* _Exercise directions_: Gather each line in the records below that contains the string "paragraph", counting only matches with the same case.

* _Exercise materials_:
((
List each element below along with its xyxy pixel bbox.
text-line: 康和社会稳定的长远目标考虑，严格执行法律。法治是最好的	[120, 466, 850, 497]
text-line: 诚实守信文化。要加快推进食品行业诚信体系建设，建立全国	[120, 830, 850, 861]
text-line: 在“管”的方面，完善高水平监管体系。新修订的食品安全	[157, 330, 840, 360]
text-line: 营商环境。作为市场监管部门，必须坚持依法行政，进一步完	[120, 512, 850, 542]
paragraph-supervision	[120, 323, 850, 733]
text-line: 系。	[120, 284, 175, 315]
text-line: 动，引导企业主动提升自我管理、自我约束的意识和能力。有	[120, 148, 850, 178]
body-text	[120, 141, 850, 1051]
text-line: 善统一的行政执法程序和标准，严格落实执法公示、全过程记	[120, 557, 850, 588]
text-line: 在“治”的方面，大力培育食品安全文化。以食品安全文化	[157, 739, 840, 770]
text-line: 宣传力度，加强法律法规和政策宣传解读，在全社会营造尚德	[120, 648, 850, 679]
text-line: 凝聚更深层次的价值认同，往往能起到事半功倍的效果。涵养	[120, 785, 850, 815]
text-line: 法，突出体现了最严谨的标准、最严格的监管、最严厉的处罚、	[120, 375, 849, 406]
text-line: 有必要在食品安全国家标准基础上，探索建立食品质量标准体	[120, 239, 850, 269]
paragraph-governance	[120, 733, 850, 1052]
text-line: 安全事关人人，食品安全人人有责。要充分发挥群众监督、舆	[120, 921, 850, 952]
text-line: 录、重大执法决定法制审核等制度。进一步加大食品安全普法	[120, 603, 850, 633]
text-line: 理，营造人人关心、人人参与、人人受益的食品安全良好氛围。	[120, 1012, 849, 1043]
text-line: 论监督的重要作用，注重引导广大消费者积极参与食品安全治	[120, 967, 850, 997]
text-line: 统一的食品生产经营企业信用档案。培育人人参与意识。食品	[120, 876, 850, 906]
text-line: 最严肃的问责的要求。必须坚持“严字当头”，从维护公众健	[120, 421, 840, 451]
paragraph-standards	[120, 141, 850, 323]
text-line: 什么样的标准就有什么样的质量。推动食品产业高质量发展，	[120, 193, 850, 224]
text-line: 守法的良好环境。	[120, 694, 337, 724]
))
((
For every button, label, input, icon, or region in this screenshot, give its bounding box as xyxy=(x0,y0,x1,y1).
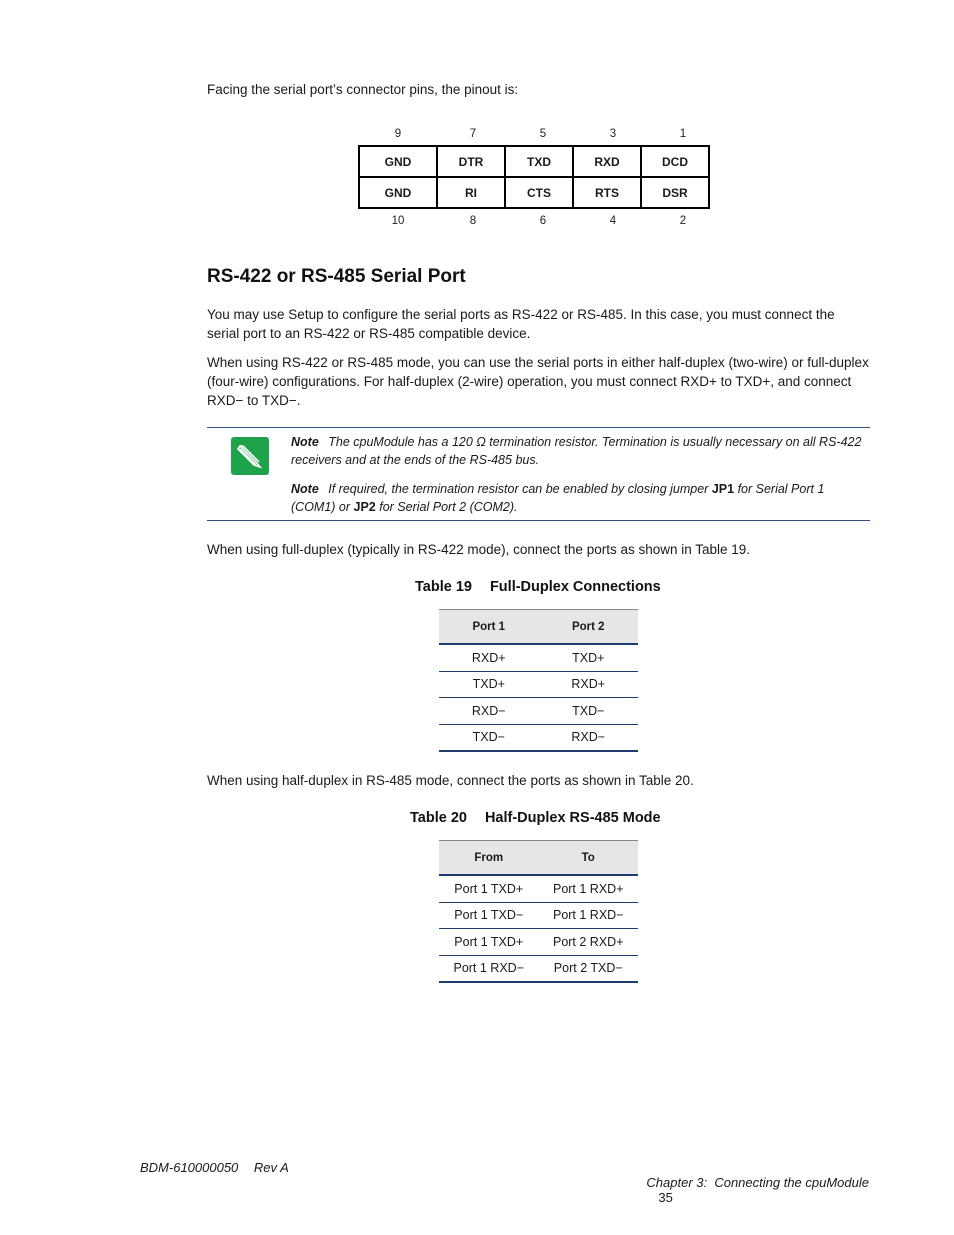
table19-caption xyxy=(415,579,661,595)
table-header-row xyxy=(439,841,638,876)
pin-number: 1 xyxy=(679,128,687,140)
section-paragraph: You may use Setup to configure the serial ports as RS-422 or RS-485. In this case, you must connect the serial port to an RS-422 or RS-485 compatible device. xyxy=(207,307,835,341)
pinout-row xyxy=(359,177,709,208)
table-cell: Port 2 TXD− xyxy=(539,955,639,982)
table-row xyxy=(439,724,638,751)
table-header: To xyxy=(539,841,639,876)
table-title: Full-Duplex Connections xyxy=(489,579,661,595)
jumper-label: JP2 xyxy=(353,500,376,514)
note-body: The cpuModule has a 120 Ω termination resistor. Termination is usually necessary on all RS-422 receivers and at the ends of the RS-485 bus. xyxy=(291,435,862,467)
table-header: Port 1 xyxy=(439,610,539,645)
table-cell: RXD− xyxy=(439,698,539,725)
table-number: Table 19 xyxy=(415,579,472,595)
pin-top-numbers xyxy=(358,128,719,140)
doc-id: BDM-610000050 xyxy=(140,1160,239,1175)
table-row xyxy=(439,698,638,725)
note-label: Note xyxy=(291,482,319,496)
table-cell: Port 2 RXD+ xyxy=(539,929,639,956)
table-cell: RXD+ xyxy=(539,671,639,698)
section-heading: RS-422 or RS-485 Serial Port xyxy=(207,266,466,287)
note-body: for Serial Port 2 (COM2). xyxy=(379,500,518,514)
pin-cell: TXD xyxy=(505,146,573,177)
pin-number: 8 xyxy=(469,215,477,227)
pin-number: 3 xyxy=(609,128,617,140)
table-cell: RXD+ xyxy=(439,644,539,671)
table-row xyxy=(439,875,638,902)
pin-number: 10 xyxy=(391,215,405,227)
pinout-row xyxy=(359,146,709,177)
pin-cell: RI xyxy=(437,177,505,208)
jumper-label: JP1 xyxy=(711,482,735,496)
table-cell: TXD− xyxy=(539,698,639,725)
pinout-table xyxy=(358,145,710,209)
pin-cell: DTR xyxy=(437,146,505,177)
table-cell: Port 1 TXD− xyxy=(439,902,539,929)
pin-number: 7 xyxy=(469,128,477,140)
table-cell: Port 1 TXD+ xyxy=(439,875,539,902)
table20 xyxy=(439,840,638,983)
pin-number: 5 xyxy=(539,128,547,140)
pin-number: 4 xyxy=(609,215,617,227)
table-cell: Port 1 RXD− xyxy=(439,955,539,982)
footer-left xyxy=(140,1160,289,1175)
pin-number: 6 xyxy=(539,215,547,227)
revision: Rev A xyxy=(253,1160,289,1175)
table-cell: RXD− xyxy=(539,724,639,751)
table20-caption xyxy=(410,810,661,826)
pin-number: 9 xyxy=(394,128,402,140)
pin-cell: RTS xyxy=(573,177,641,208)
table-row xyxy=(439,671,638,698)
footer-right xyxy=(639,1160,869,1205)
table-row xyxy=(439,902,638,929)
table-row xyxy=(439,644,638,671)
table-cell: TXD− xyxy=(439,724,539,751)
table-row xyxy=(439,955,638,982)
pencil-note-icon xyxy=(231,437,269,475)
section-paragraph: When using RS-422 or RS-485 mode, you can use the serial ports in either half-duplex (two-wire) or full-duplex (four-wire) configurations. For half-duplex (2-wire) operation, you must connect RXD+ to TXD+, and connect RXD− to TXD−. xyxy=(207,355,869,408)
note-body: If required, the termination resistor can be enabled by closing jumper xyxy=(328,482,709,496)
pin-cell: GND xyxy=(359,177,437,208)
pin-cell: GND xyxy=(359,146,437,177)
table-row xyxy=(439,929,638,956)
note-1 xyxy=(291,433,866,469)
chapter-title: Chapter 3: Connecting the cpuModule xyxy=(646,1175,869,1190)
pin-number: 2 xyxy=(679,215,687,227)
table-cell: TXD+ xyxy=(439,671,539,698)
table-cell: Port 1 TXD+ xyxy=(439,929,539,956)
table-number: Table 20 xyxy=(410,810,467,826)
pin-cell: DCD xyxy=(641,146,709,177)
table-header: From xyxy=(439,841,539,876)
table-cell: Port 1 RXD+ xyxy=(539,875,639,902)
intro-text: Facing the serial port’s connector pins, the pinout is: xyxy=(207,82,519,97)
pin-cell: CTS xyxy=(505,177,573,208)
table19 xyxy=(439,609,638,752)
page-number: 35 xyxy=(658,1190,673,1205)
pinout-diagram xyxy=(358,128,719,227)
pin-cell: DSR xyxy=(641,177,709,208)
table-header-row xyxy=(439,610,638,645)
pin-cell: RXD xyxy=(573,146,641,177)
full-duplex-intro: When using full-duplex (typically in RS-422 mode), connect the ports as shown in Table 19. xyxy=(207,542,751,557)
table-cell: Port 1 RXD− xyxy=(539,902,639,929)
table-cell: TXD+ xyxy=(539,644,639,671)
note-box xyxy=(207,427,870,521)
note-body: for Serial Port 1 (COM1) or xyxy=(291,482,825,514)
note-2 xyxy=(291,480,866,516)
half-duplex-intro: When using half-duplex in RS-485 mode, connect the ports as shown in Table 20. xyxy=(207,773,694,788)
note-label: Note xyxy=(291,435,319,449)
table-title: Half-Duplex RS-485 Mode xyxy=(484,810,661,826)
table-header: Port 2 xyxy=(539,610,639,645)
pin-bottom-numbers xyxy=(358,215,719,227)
))
* _Correct answer_:
paragraph-supervision	[120, 323, 850, 733]
paragraph-governance	[120, 733, 850, 1052]
paragraph-standards	[120, 141, 850, 323]
section-paragraph: You may use Setup to configure the serial ports as RS-422 or RS-485. In this case, you must connect the serial port to an RS-422 or RS-485 compatible device. xyxy=(207,307,835,341)
section-paragraph: When using RS-422 or RS-485 mode, you can use the serial ports in either half-duplex (two-wire) or full-duplex (four-wire) configurations. For half-duplex (2-wire) operation, you must connect RXD+ to TXD+, and connect RXD− to TXD−. xyxy=(207,355,869,408)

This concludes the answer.